Reproduce the complete listing without any deviation.

◇ ◇ ◇ ◇

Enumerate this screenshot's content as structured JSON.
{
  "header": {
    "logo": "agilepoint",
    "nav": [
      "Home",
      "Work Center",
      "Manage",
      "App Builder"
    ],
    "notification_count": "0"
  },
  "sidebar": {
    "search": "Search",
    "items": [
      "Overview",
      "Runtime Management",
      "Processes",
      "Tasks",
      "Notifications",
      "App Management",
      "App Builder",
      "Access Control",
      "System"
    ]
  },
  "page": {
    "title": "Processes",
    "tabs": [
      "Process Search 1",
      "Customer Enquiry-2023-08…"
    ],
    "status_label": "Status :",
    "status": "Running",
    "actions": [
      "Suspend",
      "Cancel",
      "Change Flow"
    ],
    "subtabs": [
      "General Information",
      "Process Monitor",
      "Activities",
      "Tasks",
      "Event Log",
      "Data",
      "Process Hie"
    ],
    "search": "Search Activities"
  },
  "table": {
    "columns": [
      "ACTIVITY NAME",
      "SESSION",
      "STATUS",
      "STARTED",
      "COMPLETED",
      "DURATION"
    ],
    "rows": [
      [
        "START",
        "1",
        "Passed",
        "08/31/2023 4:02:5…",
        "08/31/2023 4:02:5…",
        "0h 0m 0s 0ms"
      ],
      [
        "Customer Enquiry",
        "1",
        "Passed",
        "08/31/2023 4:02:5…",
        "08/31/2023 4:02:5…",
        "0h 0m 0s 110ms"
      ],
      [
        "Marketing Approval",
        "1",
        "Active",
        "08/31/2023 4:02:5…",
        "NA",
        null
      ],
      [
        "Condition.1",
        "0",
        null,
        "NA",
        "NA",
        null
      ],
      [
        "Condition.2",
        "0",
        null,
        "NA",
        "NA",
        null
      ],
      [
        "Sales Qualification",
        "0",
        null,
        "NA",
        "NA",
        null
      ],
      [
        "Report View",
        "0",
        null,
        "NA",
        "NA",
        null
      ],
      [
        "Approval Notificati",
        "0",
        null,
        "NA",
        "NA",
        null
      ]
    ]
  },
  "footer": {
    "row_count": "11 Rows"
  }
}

◇ ◇ ◇ ◇

§ **OUTPUT BELOW**
Enumerate this screenshot's content as structured JSON.
{
  "header": {
    "logo": "agilepoint",
    "nav": [
      "Home",
      "Work Center",
      "Manage",
      "App Builder"
    ],
    "notification_count": "0"
  },
  "sidebar": {
    "search": "Search",
    "items": [
      "Overview",
      "Runtime Management",
      "Processes",
      "Tasks",
      "Notifications",
      "App Management",
      "App Builder",
      "Access Control",
      "System"
    ]
  },
  "page": {
    "title": "Processes",
    "tabs": [
      "Process Search 1",
      "Customer Enquiry-2023-08…"
    ],
    "status_label": "Status :",
    "status": "Running",
    "actions": [
      "Suspend",
      "Cancel",
      "Change Flow"
    ],
    "subtabs": [
      "General Information",
      "Process Monitor",
      "Activities",
      "Tasks",
      "Event Log",
      "Data",
      "Process Hie"
    ],
    "search": "Search Activities"
  },
  "table": {
    "columns": [
      "ACTIVITY NAME",
      "SESSION",
      "STATUS",
      "STARTED",
      "COMPLETED",
      "DURATION"
    ],
    "rows": [
      [
        "START",
        "1",
        "Passed",
        "08/31/2023 4:02:5…",
        "08/31/2023 4:02:5…",
        "0h 0m 0s 0ms"
      ],
      [
        "Customer Enquiry",
        "1",
        "Passed",
        "08/31/2023 4:02:5…",
        "08/31/2023 4:02:5…",
        "0h 0m 0s 110ms"
      ],
      [
        "Marketing Approval",
        "1",
        "Active",
        "08/31/2023 4:02:5…",
        "NA",
        null
      ],
      [
        "Condition.1",
        "0",
        null,
        "NA",
        "NA",
        null
      ],
      [
        "Condition.2",
        "0",
        null,
        "NA",
        "NA",
        null
      ],
      [
        "Sales Qualification",
        "0",
        null,
        "NA",
        "NA",
        null
      ],
      [
        "Report View",
        "0",
        null,
        "NA",
        "NA",
        null
      ],
      [
        "Approval Notificati",
        "0",
        null,
        "NA",
        "NA",
        null
      ]
    ]
  },
  "footer": {
    "row_count": "11 Rows"
  }
}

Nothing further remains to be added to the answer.